Search the material below for the string "grid" and list each line that holds it.

◆ **Rows**
——————
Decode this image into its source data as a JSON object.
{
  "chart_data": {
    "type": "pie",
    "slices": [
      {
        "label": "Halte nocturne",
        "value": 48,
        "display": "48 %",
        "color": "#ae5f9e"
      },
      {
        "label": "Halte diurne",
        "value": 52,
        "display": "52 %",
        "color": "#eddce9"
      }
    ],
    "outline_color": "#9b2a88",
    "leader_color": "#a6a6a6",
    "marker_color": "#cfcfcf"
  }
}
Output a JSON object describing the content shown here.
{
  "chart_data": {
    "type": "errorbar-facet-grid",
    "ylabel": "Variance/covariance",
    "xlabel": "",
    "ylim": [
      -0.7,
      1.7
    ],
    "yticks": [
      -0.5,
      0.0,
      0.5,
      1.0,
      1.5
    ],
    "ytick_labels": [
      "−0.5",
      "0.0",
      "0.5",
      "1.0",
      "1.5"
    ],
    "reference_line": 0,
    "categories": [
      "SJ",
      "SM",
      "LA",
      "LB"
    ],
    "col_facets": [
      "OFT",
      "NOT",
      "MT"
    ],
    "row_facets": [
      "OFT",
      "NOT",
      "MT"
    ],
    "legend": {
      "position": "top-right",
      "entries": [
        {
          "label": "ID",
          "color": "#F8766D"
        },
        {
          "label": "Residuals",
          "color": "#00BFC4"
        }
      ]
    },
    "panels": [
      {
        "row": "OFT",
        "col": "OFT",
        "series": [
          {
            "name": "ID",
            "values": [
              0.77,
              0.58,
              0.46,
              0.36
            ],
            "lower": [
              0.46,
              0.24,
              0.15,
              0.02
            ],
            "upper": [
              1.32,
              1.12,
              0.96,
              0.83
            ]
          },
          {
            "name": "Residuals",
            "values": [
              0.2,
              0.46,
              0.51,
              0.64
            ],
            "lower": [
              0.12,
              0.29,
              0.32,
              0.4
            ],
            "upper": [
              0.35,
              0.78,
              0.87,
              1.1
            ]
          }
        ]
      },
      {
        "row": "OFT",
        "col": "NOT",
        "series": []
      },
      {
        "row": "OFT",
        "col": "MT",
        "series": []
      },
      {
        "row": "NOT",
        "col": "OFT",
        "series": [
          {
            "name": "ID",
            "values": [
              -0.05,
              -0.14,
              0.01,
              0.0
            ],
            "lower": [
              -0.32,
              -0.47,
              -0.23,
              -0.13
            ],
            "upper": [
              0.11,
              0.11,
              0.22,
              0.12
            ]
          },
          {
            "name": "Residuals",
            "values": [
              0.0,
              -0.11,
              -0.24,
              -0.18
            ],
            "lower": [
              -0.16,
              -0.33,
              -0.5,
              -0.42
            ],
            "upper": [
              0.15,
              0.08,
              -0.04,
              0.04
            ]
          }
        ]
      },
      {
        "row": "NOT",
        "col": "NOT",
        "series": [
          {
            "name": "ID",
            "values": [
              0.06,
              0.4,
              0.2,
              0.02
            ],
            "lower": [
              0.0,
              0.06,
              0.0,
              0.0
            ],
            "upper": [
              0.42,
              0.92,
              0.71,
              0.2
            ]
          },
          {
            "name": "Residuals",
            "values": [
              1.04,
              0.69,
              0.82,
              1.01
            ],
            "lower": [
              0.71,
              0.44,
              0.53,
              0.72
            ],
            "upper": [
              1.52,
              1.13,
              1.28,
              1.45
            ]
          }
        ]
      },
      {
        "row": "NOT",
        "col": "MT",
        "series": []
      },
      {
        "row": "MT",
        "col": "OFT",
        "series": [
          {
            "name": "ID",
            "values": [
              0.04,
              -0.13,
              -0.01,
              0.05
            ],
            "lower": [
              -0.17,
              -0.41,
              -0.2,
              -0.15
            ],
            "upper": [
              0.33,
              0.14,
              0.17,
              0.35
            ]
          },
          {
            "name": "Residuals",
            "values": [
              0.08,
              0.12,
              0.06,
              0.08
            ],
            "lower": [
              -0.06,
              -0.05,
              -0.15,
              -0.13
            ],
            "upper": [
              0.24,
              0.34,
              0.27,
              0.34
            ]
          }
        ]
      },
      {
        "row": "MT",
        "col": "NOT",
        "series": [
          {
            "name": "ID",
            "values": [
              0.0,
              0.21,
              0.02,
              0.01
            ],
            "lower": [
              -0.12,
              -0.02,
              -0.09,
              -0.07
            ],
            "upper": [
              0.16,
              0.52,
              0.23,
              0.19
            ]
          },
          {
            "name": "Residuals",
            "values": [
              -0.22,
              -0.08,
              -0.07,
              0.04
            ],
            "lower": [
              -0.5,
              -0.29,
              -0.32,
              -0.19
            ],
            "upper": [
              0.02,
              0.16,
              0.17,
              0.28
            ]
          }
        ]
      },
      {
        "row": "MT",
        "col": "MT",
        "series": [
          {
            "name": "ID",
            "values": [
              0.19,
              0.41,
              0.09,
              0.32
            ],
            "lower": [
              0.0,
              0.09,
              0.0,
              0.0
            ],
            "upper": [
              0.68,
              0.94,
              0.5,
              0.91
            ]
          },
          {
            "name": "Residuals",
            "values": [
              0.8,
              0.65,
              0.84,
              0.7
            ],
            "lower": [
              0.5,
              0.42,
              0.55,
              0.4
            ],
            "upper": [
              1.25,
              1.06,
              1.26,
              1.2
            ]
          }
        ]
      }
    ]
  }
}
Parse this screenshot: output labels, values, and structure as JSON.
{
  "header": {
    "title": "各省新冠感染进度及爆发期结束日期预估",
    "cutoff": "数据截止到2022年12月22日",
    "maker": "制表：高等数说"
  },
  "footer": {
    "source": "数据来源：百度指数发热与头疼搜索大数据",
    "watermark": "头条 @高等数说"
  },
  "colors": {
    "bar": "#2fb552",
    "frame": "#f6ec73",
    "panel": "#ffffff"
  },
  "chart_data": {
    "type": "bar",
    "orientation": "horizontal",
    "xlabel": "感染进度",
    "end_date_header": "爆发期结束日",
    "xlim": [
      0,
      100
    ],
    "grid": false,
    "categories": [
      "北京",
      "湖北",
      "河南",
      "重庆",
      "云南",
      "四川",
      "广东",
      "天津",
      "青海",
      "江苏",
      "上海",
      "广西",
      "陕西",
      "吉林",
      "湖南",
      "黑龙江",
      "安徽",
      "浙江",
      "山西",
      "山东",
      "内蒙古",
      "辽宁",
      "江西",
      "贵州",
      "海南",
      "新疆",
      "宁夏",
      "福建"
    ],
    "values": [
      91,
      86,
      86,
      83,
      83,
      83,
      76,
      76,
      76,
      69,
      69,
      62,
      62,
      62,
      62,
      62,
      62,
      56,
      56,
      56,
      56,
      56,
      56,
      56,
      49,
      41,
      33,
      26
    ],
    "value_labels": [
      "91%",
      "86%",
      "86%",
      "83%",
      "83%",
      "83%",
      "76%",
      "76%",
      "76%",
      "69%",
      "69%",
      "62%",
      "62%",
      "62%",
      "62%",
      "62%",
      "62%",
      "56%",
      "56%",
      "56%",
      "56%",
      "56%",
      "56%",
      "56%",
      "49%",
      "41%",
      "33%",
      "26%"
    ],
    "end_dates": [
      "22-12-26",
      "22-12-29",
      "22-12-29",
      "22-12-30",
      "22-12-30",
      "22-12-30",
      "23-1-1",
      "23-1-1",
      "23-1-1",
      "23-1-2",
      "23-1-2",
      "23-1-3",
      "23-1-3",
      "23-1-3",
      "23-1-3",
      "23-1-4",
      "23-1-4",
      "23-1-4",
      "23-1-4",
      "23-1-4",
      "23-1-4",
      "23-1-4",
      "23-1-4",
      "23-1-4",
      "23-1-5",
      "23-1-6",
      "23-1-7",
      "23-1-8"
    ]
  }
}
——————
◆ **Exercise result**
    "type": "errorbar-facet-grid",
    "grid": false,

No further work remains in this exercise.